● **EXERCISE TASK**
Reproduce every line of the data below verbatim, leaving out the pictures.

**** SUPPLIED DATA

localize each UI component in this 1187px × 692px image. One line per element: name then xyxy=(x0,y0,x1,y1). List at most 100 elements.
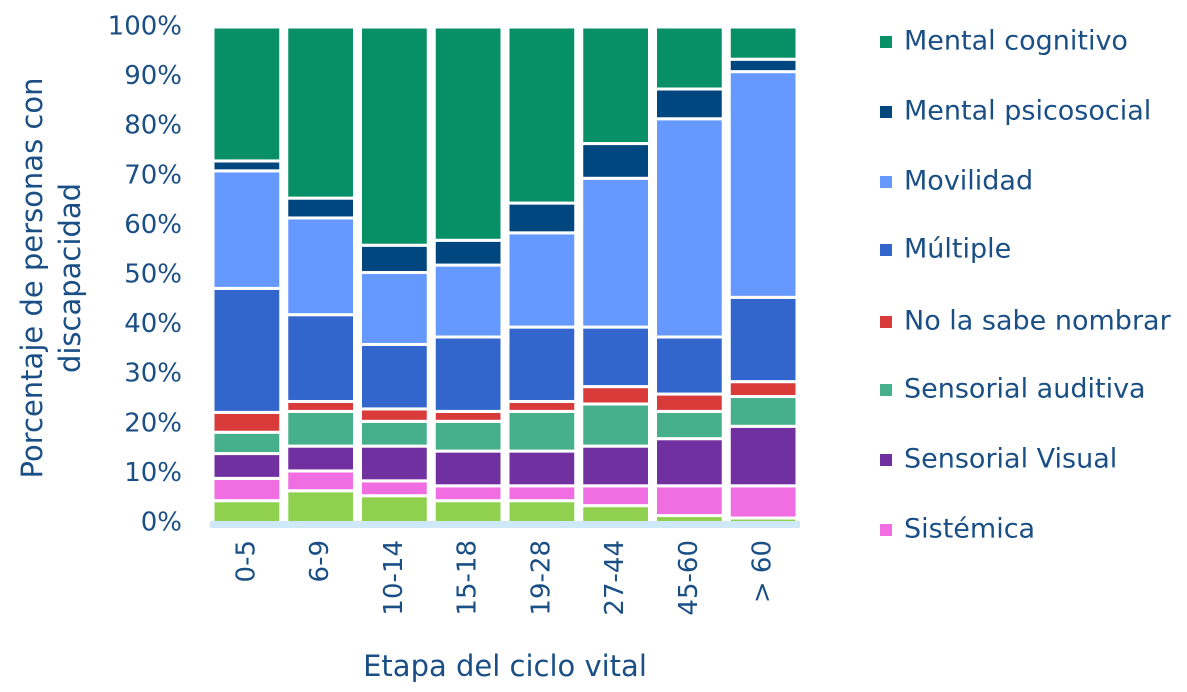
x-tick-label: 27-44 xyxy=(600,540,630,616)
bar-segment xyxy=(285,444,356,473)
bar-segment xyxy=(432,263,504,339)
y-tick-label: 100% xyxy=(108,12,182,42)
x-tick-label: 10-14 xyxy=(379,540,409,616)
bar-segment xyxy=(727,484,799,520)
bar-segment xyxy=(211,286,283,414)
bar-segment xyxy=(654,437,725,488)
x-tick-label: > 60 xyxy=(748,540,778,603)
legend-label: Sistémica xyxy=(904,514,1035,545)
legend-swatch xyxy=(880,384,892,396)
bar-segment xyxy=(580,484,651,508)
y-axis-title: discapacidad xyxy=(53,183,87,373)
x-tick-label: 6-9 xyxy=(305,540,335,582)
bar-segment xyxy=(211,499,283,525)
y-tick-label: 10% xyxy=(124,458,182,488)
y-axis-title: Porcentaje de personas con xyxy=(15,78,49,479)
y-tick-label: 80% xyxy=(124,111,182,141)
x-axis-title: Etapa del ciclo vital xyxy=(363,649,647,683)
bar-segment xyxy=(211,410,283,434)
bar-segment xyxy=(506,201,578,235)
bar-segment xyxy=(654,484,725,518)
bar-segment xyxy=(359,419,430,448)
bar-segment xyxy=(727,70,799,299)
bar-segment xyxy=(359,407,430,423)
bar-segment xyxy=(506,325,578,403)
bar-segment xyxy=(506,484,578,503)
legend-swatch xyxy=(880,316,892,328)
bar-segment xyxy=(211,476,283,503)
legend-label: Mental cognitivo xyxy=(904,26,1128,57)
bar-segment xyxy=(654,335,725,396)
bar-segment xyxy=(285,216,356,317)
bar-segment xyxy=(727,25,799,61)
bar-segment xyxy=(654,392,725,413)
x-axis-line xyxy=(210,521,800,528)
bar-segment xyxy=(580,444,651,488)
bar-segment xyxy=(727,424,799,488)
bar-segment xyxy=(580,176,651,329)
legend-swatch xyxy=(880,176,892,188)
bar-segment xyxy=(506,409,578,453)
bar-segment xyxy=(285,313,356,403)
bar-segment xyxy=(432,419,504,453)
bar-segment xyxy=(580,25,651,146)
bar-segment xyxy=(211,452,283,480)
bar-segment xyxy=(506,231,578,329)
legend-label: No la sabe nombrar xyxy=(904,306,1172,337)
y-tick-label: 0% xyxy=(141,508,182,538)
bar-segment xyxy=(654,87,725,121)
legend-swatch xyxy=(880,106,892,118)
bar-segment xyxy=(285,409,356,448)
bar-segment xyxy=(359,444,430,483)
bar-segment xyxy=(654,409,725,441)
y-tick-label: 60% xyxy=(124,210,182,240)
y-tick-label: 20% xyxy=(124,408,182,438)
legend-label: Múltiple xyxy=(904,234,1011,265)
legend-swatch xyxy=(880,454,892,466)
bar-segment xyxy=(654,25,725,91)
bar-segment xyxy=(580,142,651,180)
bar-segment xyxy=(727,57,799,74)
bar-segment xyxy=(211,430,283,456)
legend-label: Movilidad xyxy=(904,166,1033,197)
bar-segment xyxy=(359,271,430,346)
bar-segment xyxy=(211,169,283,290)
bar-segment xyxy=(727,395,799,428)
bar-segment xyxy=(285,469,356,493)
bar-segment xyxy=(580,402,651,448)
legend-label: Mental psicosocial xyxy=(904,96,1151,127)
legend-swatch xyxy=(880,36,892,48)
bar-segment xyxy=(506,499,578,525)
x-tick-label: 15-18 xyxy=(453,540,483,616)
bar-segment xyxy=(211,25,283,163)
bar-segment xyxy=(654,117,725,339)
bar-segment xyxy=(432,499,504,525)
y-tick-label: 30% xyxy=(124,359,182,389)
bar-segment xyxy=(432,449,504,488)
bar-segment xyxy=(285,25,356,200)
bar-segment xyxy=(506,449,578,488)
bar-segment xyxy=(432,238,504,267)
bar-segment xyxy=(727,380,799,399)
bar-segment xyxy=(359,494,430,525)
bar-segment xyxy=(580,385,651,406)
bar-segment xyxy=(432,25,504,242)
bar-segment xyxy=(580,325,651,389)
x-tick-label: 45-60 xyxy=(674,540,704,616)
bar-segment xyxy=(359,479,430,498)
bar-segment xyxy=(359,25,430,247)
y-tick-label: 40% xyxy=(124,309,182,339)
bar-segment xyxy=(727,295,799,384)
bar-segment xyxy=(285,489,356,525)
bar-segment xyxy=(506,25,578,205)
y-tick-label: 70% xyxy=(124,160,182,190)
y-tick-label: 50% xyxy=(124,260,182,290)
bar-segment xyxy=(580,504,651,525)
x-tick-label: 19-28 xyxy=(526,540,556,616)
y-tick-label: 90% xyxy=(124,61,182,91)
legend-label: Sensorial auditiva xyxy=(904,374,1146,405)
legend-swatch xyxy=(880,524,892,536)
bar-segment xyxy=(359,342,430,411)
legend-label: Sensorial Visual xyxy=(904,444,1117,475)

********

● **SOLUTION FOR THIS PROBLEM**
localize each UI component in this 1187px × 692px image. One line per element: name then xyxy=(x0,y0,x1,y1). List at most 100 elements.
x-tick-label: 27-44 xyxy=(600,540,630,616)
bar-segment xyxy=(285,444,356,473)
bar-segment xyxy=(432,263,504,339)
y-tick-label: 100% xyxy=(108,12,182,42)
x-tick-label: 10-14 xyxy=(379,540,409,616)
bar-segment xyxy=(727,484,799,520)
bar-segment xyxy=(211,286,283,414)
bar-segment xyxy=(654,437,725,488)
x-tick-label: > 60 xyxy=(748,540,778,603)
legend-label: Sistémica xyxy=(904,514,1035,545)
legend-swatch xyxy=(880,384,892,396)
bar-segment xyxy=(580,484,651,508)
y-axis-title: discapacidad xyxy=(53,183,87,373)
x-tick-label: 6-9 xyxy=(305,540,335,582)
bar-segment xyxy=(211,499,283,525)
y-tick-label: 10% xyxy=(124,458,182,488)
y-axis-title: Porcentaje de personas con xyxy=(15,78,49,479)
y-tick-label: 80% xyxy=(124,111,182,141)
x-axis-title: Etapa del ciclo vital xyxy=(363,649,647,683)
bar-segment xyxy=(211,410,283,434)
bar-segment xyxy=(506,201,578,235)
bar-segment xyxy=(654,484,725,518)
bar-segment xyxy=(359,419,430,448)
bar-segment xyxy=(727,70,799,299)
bar-segment xyxy=(359,407,430,423)
bar-segment xyxy=(506,325,578,403)
bar-segment xyxy=(506,484,578,503)
legend-swatch xyxy=(880,316,892,328)
bar-segment xyxy=(211,476,283,503)
legend-label: Mental cognitivo xyxy=(904,26,1128,57)
bar-segment xyxy=(654,335,725,396)
bar-segment xyxy=(285,216,356,317)
bar-segment xyxy=(727,25,799,61)
bar-segment xyxy=(654,392,725,413)
x-axis-line xyxy=(210,521,800,528)
bar-segment xyxy=(580,444,651,488)
bar-segment xyxy=(727,424,799,488)
bar-segment xyxy=(580,176,651,329)
legend-swatch xyxy=(880,176,892,188)
bar-segment xyxy=(506,409,578,453)
bar-segment xyxy=(285,313,356,403)
bar-segment xyxy=(432,419,504,453)
bar-segment xyxy=(580,25,651,146)
bar-segment xyxy=(211,452,283,480)
bar-segment xyxy=(506,231,578,329)
legend-label: No la sabe nombrar xyxy=(904,306,1172,337)
y-tick-label: 0% xyxy=(141,508,182,538)
bar-segment xyxy=(654,87,725,121)
legend-swatch xyxy=(880,106,892,118)
bar-segment xyxy=(285,409,356,448)
bar-segment xyxy=(359,444,430,483)
bar-segment xyxy=(654,409,725,441)
y-tick-label: 60% xyxy=(124,210,182,240)
y-tick-label: 20% xyxy=(124,408,182,438)
legend-label: Múltiple xyxy=(904,234,1011,265)
legend-swatch xyxy=(880,454,892,466)
bar-segment xyxy=(654,25,725,91)
bar-segment xyxy=(580,142,651,180)
bar-segment xyxy=(727,57,799,74)
bar-segment xyxy=(211,430,283,456)
legend-label: Movilidad xyxy=(904,166,1033,197)
bar-segment xyxy=(359,271,430,346)
bar-segment xyxy=(211,169,283,290)
bar-segment xyxy=(727,395,799,428)
bar-segment xyxy=(285,469,356,493)
bar-segment xyxy=(580,402,651,448)
legend-label: Mental psicosocial xyxy=(904,96,1151,127)
legend-swatch xyxy=(880,36,892,48)
bar-segment xyxy=(506,499,578,525)
x-tick-label: 15-18 xyxy=(453,540,483,616)
bar-segment xyxy=(211,25,283,163)
bar-segment xyxy=(654,117,725,339)
bar-segment xyxy=(432,499,504,525)
y-tick-label: 30% xyxy=(124,359,182,389)
bar-segment xyxy=(432,449,504,488)
bar-segment xyxy=(285,25,356,200)
bar-segment xyxy=(506,449,578,488)
bar-segment xyxy=(432,238,504,267)
bar-segment xyxy=(727,380,799,399)
bar-segment xyxy=(359,494,430,525)
bar-segment xyxy=(580,385,651,406)
bar-segment xyxy=(432,25,504,242)
bar-segment xyxy=(580,325,651,389)
x-tick-label: 45-60 xyxy=(674,540,704,616)
bar-segment xyxy=(359,479,430,498)
bar-segment xyxy=(359,25,430,247)
y-tick-label: 40% xyxy=(124,309,182,339)
bar-segment xyxy=(727,295,799,384)
bar-segment xyxy=(285,489,356,525)
bar-segment xyxy=(506,25,578,205)
y-tick-label: 70% xyxy=(124,160,182,190)
y-tick-label: 50% xyxy=(124,260,182,290)
bar-segment xyxy=(580,504,651,525)
x-tick-label: 19-28 xyxy=(526,540,556,616)
y-tick-label: 90% xyxy=(124,61,182,91)
legend-label: Sensorial auditiva xyxy=(904,374,1146,405)
legend-swatch xyxy=(880,524,892,536)
bar-segment xyxy=(359,342,430,411)
legend-label: Sensorial Visual xyxy=(904,444,1117,475)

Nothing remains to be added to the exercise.